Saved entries
----------------------------------------
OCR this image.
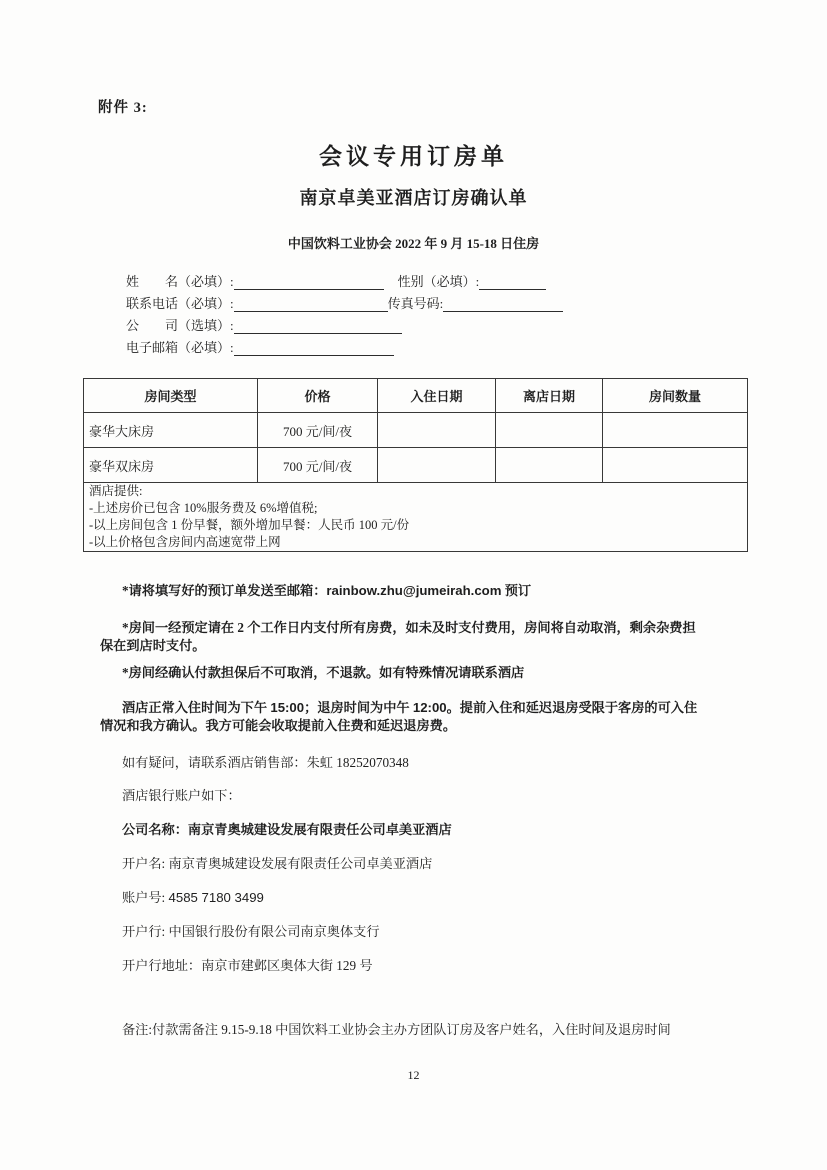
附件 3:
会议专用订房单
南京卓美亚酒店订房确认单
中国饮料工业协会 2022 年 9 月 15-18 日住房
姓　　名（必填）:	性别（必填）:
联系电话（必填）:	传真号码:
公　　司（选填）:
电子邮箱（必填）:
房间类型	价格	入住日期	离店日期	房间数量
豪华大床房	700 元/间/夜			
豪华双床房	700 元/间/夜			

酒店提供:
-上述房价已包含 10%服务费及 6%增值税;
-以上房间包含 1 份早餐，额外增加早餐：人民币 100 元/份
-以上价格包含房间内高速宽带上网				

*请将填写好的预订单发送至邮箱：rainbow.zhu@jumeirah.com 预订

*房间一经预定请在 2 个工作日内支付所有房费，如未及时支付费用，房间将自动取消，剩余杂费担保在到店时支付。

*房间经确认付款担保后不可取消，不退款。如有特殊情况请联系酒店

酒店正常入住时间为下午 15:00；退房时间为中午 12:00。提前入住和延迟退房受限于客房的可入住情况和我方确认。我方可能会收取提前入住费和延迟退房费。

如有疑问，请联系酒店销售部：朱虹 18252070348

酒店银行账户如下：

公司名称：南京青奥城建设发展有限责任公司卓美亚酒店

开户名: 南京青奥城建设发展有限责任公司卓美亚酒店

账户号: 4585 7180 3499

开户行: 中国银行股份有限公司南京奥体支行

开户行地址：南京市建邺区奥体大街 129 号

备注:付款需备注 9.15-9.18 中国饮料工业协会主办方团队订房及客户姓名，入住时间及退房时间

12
----------------------------------------
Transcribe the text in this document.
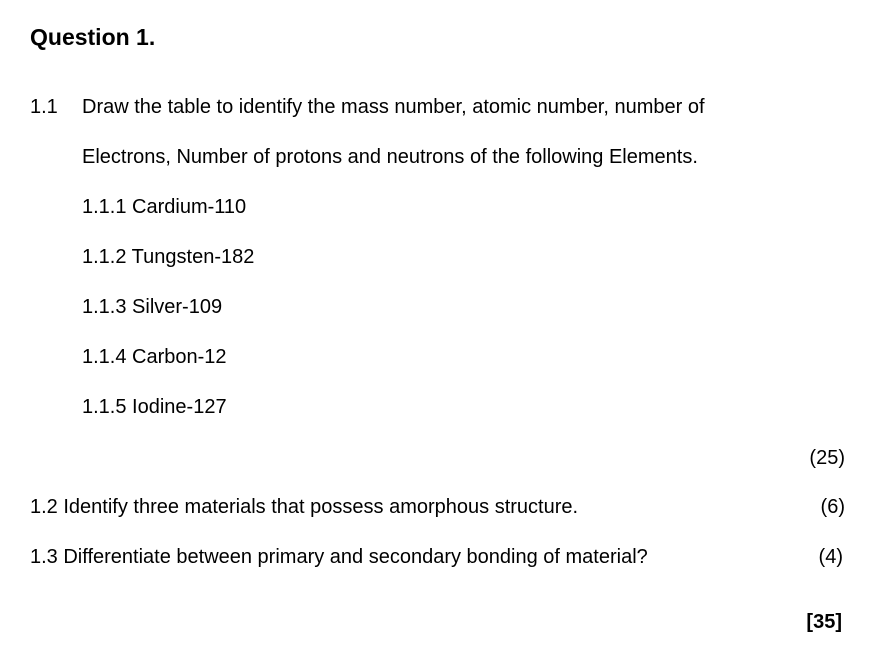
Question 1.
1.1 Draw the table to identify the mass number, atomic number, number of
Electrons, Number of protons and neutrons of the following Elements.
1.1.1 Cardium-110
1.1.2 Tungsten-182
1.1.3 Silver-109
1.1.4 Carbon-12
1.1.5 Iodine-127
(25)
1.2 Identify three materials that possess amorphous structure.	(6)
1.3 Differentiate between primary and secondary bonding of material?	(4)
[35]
----------------------------------------
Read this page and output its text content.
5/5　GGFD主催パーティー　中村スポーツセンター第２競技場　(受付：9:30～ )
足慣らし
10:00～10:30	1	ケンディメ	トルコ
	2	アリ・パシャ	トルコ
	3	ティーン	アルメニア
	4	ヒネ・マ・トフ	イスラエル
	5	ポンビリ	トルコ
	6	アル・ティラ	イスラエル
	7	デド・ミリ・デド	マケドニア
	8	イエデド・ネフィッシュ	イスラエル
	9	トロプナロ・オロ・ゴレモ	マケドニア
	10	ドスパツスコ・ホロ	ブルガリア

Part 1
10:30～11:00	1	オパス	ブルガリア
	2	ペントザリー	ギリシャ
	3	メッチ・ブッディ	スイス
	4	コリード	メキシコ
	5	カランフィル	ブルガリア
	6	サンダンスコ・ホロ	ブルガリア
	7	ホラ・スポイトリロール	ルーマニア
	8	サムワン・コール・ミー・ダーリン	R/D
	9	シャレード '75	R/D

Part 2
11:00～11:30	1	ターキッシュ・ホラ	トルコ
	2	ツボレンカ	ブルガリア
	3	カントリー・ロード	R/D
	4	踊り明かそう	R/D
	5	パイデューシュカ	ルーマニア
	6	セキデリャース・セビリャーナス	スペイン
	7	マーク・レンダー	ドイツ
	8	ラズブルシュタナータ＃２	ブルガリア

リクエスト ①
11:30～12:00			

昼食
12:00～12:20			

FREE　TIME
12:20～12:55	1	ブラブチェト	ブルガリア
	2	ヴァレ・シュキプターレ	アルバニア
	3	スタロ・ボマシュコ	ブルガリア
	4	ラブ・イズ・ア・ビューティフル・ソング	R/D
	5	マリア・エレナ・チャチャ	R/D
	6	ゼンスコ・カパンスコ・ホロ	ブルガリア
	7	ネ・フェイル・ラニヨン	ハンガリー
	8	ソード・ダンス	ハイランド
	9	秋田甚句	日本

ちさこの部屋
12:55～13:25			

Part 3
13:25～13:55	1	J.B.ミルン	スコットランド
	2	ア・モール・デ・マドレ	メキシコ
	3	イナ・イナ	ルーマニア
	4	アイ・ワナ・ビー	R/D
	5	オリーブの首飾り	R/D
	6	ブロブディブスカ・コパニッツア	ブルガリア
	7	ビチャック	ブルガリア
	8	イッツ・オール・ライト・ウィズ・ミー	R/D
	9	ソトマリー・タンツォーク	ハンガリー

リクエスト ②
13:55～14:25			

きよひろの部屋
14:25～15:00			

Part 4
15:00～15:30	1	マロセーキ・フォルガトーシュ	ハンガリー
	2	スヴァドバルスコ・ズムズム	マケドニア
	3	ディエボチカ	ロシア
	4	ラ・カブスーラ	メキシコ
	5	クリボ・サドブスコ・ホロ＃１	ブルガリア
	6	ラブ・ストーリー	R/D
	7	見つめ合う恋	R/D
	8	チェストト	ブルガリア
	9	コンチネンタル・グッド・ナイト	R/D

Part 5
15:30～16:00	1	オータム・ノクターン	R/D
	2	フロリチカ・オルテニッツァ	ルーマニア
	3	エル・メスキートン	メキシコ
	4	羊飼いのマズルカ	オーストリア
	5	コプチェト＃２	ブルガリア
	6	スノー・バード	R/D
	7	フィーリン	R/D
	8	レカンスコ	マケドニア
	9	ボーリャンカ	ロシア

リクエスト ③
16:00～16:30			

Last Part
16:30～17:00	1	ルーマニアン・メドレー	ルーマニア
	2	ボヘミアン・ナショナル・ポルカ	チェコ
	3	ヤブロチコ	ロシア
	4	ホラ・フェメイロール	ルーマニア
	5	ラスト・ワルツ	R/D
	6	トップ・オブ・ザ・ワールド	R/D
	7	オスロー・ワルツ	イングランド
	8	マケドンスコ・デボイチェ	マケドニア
----------------------------------------
* _Task to complete_
Gather up, from the records above, each line where the word "イスラエル" appears.

* _Completed exercise_
	4	ヒネ・マ・トフ	イスラエル
	6	アル・ティラ	イスラエル
	8	イエデド・ネフィッシュ	イスラエル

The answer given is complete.